# Provided data start

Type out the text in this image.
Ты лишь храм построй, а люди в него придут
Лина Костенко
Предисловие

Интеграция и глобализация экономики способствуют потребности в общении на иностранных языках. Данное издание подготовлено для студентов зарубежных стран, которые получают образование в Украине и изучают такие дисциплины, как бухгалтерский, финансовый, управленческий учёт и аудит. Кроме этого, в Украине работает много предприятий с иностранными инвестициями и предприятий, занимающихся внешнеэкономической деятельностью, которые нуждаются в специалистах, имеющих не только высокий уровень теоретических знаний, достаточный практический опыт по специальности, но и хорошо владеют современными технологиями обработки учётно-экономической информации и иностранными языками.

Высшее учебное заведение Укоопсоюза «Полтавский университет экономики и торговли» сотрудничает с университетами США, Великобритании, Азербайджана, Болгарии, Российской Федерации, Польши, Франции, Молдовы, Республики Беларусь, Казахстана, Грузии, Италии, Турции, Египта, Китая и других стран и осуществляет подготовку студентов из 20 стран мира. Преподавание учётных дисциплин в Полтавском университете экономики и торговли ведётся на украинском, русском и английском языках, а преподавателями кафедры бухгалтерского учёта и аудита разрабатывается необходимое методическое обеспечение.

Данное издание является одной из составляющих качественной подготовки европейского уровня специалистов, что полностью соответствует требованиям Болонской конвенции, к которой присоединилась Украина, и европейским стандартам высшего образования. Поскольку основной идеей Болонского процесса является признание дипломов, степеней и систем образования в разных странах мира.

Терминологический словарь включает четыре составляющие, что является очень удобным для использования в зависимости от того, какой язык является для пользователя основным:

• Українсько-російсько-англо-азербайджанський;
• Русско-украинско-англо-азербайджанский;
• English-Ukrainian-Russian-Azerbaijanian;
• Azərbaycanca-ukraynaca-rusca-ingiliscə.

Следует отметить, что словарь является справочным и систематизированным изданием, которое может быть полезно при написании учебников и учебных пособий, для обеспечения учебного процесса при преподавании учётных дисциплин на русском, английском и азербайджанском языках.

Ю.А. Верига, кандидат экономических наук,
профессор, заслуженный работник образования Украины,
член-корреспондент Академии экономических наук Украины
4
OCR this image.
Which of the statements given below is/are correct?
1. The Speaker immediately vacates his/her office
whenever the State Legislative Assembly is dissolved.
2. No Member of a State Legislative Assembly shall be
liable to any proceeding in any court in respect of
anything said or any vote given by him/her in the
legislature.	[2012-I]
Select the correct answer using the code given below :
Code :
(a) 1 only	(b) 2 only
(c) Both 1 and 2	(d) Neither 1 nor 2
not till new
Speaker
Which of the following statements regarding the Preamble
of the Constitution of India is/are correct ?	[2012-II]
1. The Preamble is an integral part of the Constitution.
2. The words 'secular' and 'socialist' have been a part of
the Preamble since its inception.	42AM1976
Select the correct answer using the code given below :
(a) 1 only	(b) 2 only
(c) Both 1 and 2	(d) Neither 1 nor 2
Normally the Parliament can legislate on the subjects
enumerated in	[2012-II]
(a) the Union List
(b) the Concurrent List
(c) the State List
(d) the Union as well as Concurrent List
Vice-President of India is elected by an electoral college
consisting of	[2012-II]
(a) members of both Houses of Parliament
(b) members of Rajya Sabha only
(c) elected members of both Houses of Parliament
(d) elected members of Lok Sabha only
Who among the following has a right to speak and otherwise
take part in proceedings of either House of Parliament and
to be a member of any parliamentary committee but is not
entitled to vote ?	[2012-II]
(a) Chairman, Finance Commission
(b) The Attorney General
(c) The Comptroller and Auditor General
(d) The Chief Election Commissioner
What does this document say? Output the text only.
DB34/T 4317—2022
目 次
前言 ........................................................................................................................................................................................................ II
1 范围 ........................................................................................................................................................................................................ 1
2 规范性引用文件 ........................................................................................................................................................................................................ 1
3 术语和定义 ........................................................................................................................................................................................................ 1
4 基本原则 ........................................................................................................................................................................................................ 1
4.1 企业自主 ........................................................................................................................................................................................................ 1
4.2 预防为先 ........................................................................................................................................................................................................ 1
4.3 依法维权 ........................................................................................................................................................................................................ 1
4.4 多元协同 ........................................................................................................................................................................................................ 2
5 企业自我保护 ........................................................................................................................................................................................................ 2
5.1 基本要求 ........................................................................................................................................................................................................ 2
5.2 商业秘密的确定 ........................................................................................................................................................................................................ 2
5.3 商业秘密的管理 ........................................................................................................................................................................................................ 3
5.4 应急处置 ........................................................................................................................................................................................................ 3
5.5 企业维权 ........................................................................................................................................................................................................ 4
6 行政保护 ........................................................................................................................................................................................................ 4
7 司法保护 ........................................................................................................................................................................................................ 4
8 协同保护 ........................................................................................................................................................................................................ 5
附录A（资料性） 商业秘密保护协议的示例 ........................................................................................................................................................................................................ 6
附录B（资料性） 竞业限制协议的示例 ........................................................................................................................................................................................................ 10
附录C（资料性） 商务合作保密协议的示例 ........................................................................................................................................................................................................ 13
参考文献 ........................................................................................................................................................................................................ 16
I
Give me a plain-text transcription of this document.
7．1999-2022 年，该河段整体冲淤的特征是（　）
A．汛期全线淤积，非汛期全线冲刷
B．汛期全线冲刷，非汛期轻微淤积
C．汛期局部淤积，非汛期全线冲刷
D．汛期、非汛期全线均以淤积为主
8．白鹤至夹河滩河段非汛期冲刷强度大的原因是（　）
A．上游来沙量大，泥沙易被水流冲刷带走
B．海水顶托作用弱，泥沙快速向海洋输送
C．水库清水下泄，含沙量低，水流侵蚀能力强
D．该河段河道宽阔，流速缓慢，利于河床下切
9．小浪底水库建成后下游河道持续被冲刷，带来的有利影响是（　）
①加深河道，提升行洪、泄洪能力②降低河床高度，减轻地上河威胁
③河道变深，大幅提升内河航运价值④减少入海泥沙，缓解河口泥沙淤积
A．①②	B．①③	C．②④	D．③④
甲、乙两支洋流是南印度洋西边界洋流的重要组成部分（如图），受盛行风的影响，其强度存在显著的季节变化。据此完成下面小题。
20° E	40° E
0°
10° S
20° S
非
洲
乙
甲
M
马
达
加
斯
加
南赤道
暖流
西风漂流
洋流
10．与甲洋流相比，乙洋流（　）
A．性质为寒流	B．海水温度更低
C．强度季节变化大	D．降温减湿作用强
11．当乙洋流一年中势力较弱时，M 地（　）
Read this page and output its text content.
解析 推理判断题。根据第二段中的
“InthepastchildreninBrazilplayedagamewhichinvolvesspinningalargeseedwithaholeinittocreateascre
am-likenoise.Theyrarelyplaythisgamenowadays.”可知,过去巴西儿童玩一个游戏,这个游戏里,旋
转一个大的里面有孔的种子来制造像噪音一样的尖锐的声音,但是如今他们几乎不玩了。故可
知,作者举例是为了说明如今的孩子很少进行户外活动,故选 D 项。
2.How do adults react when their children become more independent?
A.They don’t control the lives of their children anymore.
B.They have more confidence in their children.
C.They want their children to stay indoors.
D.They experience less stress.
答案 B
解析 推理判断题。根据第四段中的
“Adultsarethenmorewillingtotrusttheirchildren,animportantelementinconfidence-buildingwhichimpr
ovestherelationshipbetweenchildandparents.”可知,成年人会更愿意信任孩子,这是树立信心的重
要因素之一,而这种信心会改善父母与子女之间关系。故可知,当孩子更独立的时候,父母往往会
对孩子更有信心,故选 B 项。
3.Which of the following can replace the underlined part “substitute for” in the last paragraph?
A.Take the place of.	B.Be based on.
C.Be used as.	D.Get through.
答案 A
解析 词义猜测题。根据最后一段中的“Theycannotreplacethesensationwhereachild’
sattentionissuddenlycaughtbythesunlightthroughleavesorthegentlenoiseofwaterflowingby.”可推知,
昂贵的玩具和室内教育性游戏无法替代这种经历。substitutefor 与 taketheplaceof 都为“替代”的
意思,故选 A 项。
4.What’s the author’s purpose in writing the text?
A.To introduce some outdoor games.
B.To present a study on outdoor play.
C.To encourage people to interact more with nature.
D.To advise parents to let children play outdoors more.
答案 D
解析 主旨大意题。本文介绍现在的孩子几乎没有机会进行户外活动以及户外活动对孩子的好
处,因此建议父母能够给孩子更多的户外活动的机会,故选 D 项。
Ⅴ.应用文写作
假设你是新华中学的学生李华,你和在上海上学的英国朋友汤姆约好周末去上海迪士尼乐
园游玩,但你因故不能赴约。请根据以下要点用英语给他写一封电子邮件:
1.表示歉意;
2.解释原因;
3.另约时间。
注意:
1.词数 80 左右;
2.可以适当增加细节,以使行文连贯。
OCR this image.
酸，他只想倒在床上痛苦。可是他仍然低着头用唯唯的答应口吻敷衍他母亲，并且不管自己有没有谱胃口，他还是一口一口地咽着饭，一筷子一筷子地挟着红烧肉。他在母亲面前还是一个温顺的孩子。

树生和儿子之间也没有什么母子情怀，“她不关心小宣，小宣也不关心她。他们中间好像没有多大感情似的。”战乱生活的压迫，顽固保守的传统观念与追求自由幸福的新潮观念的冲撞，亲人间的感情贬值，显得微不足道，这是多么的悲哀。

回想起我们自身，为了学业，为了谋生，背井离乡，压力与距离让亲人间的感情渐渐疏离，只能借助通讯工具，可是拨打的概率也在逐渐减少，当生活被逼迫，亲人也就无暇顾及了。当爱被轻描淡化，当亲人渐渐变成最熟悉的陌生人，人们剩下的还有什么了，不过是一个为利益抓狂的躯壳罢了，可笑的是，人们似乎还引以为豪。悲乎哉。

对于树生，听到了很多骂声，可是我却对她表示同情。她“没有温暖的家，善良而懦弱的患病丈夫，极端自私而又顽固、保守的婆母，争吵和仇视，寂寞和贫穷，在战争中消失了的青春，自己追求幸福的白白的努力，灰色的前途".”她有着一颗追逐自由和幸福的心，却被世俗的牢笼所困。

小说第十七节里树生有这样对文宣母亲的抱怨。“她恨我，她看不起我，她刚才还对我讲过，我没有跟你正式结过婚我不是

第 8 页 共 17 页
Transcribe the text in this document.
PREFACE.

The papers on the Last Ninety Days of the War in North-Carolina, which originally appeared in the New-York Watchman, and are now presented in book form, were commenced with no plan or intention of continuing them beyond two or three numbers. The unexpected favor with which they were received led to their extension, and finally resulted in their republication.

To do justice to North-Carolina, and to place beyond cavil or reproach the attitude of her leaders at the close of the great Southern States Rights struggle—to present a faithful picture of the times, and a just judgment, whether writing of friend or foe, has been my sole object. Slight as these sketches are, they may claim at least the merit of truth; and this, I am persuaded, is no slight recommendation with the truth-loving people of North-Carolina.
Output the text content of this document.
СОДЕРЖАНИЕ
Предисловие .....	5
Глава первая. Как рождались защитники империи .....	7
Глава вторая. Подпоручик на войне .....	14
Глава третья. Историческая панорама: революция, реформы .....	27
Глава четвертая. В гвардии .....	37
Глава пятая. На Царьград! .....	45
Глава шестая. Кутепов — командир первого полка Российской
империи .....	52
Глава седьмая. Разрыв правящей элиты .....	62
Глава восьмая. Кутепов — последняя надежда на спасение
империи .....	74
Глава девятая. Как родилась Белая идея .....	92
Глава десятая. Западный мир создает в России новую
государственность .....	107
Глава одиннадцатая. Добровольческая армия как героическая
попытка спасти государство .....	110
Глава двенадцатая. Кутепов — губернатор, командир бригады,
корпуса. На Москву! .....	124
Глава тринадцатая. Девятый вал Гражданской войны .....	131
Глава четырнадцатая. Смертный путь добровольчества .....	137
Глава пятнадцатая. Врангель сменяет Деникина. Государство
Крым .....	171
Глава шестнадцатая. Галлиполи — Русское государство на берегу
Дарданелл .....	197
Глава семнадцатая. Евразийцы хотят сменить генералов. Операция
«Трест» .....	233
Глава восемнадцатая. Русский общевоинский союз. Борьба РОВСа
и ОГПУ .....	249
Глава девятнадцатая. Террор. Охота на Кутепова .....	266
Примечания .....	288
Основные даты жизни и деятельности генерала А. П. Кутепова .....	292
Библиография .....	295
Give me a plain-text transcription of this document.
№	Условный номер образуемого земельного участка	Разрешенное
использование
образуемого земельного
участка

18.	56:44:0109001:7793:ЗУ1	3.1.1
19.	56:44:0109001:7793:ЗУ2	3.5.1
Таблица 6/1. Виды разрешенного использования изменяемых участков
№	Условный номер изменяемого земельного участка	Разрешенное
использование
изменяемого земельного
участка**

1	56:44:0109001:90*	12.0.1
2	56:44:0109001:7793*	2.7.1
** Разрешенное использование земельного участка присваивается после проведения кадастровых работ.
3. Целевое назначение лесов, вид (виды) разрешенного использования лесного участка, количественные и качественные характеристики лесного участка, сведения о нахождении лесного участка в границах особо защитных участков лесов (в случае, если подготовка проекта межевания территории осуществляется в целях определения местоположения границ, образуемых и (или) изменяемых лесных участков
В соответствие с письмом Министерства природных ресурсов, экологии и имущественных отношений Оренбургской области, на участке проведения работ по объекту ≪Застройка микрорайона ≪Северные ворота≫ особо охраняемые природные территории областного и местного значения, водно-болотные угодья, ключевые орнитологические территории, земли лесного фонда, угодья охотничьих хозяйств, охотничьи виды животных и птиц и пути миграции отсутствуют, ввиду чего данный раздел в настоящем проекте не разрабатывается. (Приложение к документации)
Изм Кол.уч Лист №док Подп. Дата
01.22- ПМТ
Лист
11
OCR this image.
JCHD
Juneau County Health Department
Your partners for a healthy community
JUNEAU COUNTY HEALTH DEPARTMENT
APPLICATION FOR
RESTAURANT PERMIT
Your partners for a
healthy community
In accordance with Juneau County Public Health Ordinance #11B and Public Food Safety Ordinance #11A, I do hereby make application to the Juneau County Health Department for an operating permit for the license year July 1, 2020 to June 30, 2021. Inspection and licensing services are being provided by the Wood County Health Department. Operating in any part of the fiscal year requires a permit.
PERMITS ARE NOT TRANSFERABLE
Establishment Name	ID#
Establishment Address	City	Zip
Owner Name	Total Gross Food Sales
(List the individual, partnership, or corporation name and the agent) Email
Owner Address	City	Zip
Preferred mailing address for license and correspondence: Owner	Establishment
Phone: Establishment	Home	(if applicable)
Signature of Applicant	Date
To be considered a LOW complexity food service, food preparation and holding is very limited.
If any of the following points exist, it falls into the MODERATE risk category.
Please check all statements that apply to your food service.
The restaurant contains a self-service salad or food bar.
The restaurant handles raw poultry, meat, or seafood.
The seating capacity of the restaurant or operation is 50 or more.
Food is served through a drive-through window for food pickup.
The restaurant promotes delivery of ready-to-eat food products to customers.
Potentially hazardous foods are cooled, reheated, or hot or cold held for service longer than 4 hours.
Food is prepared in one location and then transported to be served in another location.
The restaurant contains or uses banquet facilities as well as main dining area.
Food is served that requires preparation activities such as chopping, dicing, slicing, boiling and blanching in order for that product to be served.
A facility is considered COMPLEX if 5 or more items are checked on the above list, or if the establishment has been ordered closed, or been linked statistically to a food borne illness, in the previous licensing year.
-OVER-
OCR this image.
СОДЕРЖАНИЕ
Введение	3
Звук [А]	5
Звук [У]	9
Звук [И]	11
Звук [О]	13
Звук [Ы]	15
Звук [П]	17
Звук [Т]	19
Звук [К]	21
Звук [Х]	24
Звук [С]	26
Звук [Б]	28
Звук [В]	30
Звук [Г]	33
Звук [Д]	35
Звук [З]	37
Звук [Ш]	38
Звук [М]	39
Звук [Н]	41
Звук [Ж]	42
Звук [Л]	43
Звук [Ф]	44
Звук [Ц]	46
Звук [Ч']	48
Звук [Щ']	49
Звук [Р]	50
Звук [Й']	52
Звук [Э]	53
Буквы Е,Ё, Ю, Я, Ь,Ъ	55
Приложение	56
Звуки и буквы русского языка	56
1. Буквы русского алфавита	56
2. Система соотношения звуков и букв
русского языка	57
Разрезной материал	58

# Provided data end

- [Objective]
Which lines of the material contain the string "statements"? List each of them.

- [Answer for the task]
Which of the statements given below is/are correct?
Which of the following statements regarding the Preamble
Please check all statements that apply to your food service.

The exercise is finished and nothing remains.